--- TASK REQUIREMENTS ---
Could you transcribe the material below exactly, without leaving out a single line?

--- ENTRIES SHOWN ---
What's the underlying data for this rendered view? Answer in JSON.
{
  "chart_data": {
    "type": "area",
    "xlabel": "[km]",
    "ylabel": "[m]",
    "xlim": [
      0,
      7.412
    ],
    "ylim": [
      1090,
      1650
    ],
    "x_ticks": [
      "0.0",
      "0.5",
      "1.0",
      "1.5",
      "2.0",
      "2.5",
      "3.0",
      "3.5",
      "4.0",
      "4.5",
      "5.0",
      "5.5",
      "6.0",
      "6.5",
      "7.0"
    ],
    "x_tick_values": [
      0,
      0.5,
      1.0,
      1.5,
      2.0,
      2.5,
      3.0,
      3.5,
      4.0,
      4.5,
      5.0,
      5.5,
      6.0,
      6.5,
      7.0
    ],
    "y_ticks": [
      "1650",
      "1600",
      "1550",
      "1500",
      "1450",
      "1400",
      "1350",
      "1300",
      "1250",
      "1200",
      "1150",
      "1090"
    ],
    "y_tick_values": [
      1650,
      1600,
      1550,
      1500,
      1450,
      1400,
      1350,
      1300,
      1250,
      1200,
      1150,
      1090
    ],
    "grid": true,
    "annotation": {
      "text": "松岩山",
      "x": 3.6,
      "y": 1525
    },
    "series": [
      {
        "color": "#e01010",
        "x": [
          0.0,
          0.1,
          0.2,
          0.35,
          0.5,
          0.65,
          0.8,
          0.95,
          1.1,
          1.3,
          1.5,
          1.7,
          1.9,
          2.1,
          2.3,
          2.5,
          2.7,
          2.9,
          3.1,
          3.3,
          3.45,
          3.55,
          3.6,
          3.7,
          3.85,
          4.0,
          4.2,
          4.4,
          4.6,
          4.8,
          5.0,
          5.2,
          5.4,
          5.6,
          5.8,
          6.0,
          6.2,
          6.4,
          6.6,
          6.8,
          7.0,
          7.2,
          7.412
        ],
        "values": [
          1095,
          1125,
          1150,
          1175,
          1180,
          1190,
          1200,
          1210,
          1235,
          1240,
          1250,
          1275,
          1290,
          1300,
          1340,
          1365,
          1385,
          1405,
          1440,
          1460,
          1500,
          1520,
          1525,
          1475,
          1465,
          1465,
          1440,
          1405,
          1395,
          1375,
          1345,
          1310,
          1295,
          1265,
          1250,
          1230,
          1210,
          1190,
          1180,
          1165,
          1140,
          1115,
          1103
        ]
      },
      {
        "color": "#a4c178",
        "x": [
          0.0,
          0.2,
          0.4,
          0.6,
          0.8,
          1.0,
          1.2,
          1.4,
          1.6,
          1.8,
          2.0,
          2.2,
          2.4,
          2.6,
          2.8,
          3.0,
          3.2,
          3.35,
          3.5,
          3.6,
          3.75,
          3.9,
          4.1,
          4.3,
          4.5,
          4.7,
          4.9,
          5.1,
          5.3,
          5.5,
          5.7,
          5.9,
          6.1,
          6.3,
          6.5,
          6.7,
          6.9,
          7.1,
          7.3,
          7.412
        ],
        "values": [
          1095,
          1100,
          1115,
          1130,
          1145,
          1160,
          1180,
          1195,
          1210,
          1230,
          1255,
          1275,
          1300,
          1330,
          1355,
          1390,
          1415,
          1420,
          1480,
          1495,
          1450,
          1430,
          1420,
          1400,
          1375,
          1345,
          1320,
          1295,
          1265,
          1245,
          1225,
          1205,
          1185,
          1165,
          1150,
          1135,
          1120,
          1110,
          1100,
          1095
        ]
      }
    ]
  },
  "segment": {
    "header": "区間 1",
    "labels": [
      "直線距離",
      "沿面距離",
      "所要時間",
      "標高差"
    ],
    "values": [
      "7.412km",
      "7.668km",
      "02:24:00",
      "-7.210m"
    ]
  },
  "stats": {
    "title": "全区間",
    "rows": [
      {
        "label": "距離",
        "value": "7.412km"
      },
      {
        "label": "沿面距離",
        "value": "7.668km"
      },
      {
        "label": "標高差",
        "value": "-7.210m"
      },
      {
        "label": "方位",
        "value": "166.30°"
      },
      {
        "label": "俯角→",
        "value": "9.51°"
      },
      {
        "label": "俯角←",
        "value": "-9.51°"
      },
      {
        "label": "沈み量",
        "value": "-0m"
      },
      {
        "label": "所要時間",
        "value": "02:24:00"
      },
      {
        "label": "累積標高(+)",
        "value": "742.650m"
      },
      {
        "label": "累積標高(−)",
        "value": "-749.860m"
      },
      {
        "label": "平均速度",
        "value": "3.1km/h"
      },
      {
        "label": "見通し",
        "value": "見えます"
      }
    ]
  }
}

--- OUTPUT OF THE EXERCISE ---
What's the underlying data for this rendered view? Answer in JSON.
{
  "chart_data": {
    "type": "area",
    "xlabel": "[km]",
    "ylabel": "[m]",
    "xlim": [
      0,
      7.412
    ],
    "ylim": [
      1090,
      1650
    ],
    "x_ticks": [
      "0.0",
      "0.5",
      "1.0",
      "1.5",
      "2.0",
      "2.5",
      "3.0",
      "3.5",
      "4.0",
      "4.5",
      "5.0",
      "5.5",
      "6.0",
      "6.5",
      "7.0"
    ],
    "x_tick_values": [
      0,
      0.5,
      1.0,
      1.5,
      2.0,
      2.5,
      3.0,
      3.5,
      4.0,
      4.5,
      5.0,
      5.5,
      6.0,
      6.5,
      7.0
    ],
    "y_ticks": [
      "1650",
      "1600",
      "1550",
      "1500",
      "1450",
      "1400",
      "1350",
      "1300",
      "1250",
      "1200",
      "1150",
      "1090"
    ],
    "y_tick_values": [
      1650,
      1600,
      1550,
      1500,
      1450,
      1400,
      1350,
      1300,
      1250,
      1200,
      1150,
      1090
    ],
    "grid": true,
    "annotation": {
      "text": "松岩山",
      "x": 3.6,
      "y": 1525
    },
    "series": [
      {
        "color": "#e01010",
        "x": [
          0.0,
          0.1,
          0.2,
          0.35,
          0.5,
          0.65,
          0.8,
          0.95,
          1.1,
          1.3,
          1.5,
          1.7,
          1.9,
          2.1,
          2.3,
          2.5,
          2.7,
          2.9,
          3.1,
          3.3,
          3.45,
          3.55,
          3.6,
          3.7,
          3.85,
          4.0,
          4.2,
          4.4,
          4.6,
          4.8,
          5.0,
          5.2,
          5.4,
          5.6,
          5.8,
          6.0,
          6.2,
          6.4,
          6.6,
          6.8,
          7.0,
          7.2,
          7.412
        ],
        "values": [
          1095,
          1125,
          1150,
          1175,
          1180,
          1190,
          1200,
          1210,
          1235,
          1240,
          1250,
          1275,
          1290,
          1300,
          1340,
          1365,
          1385,
          1405,
          1440,
          1460,
          1500,
          1520,
          1525,
          1475,
          1465,
          1465,
          1440,
          1405,
          1395,
          1375,
          1345,
          1310,
          1295,
          1265,
          1250,
          1230,
          1210,
          1190,
          1180,
          1165,
          1140,
          1115,
          1103
        ]
      },
      {
        "color": "#a4c178",
        "x": [
          0.0,
          0.2,
          0.4,
          0.6,
          0.8,
          1.0,
          1.2,
          1.4,
          1.6,
          1.8,
          2.0,
          2.2,
          2.4,
          2.6,
          2.8,
          3.0,
          3.2,
          3.35,
          3.5,
          3.6,
          3.75,
          3.9,
          4.1,
          4.3,
          4.5,
          4.7,
          4.9,
          5.1,
          5.3,
          5.5,
          5.7,
          5.9,
          6.1,
          6.3,
          6.5,
          6.7,
          6.9,
          7.1,
          7.3,
          7.412
        ],
        "values": [
          1095,
          1100,
          1115,
          1130,
          1145,
          1160,
          1180,
          1195,
          1210,
          1230,
          1255,
          1275,
          1300,
          1330,
          1355,
          1390,
          1415,
          1420,
          1480,
          1495,
          1450,
          1430,
          1420,
          1400,
          1375,
          1345,
          1320,
          1295,
          1265,
          1245,
          1225,
          1205,
          1185,
          1165,
          1150,
          1135,
          1120,
          1110,
          1100,
          1095
        ]
      }
    ]
  },
  "segment": {
    "header": "区間 1",
    "labels": [
      "直線距離",
      "沿面距離",
      "所要時間",
      "標高差"
    ],
    "values": [
      "7.412km",
      "7.668km",
      "02:24:00",
      "-7.210m"
    ]
  },
  "stats": {
    "title": "全区間",
    "rows": [
      {
        "label": "距離",
        "value": "7.412km"
      },
      {
        "label": "沿面距離",
        "value": "7.668km"
      },
      {
        "label": "標高差",
        "value": "-7.210m"
      },
      {
        "label": "方位",
        "value": "166.30°"
      },
      {
        "label": "俯角→",
        "value": "9.51°"
      },
      {
        "label": "俯角←",
        "value": "-9.51°"
      },
      {
        "label": "沈み量",
        "value": "-0m"
      },
      {
        "label": "所要時間",
        "value": "02:24:00"
      },
      {
        "label": "累積標高(+)",
        "value": "742.650m"
      },
      {
        "label": "累積標高(−)",
        "value": "-749.860m"
      },
      {
        "label": "平均速度",
        "value": "3.1km/h"
      },
      {
        "label": "見通し",
        "value": "見えます"
      }
    ]
  }
}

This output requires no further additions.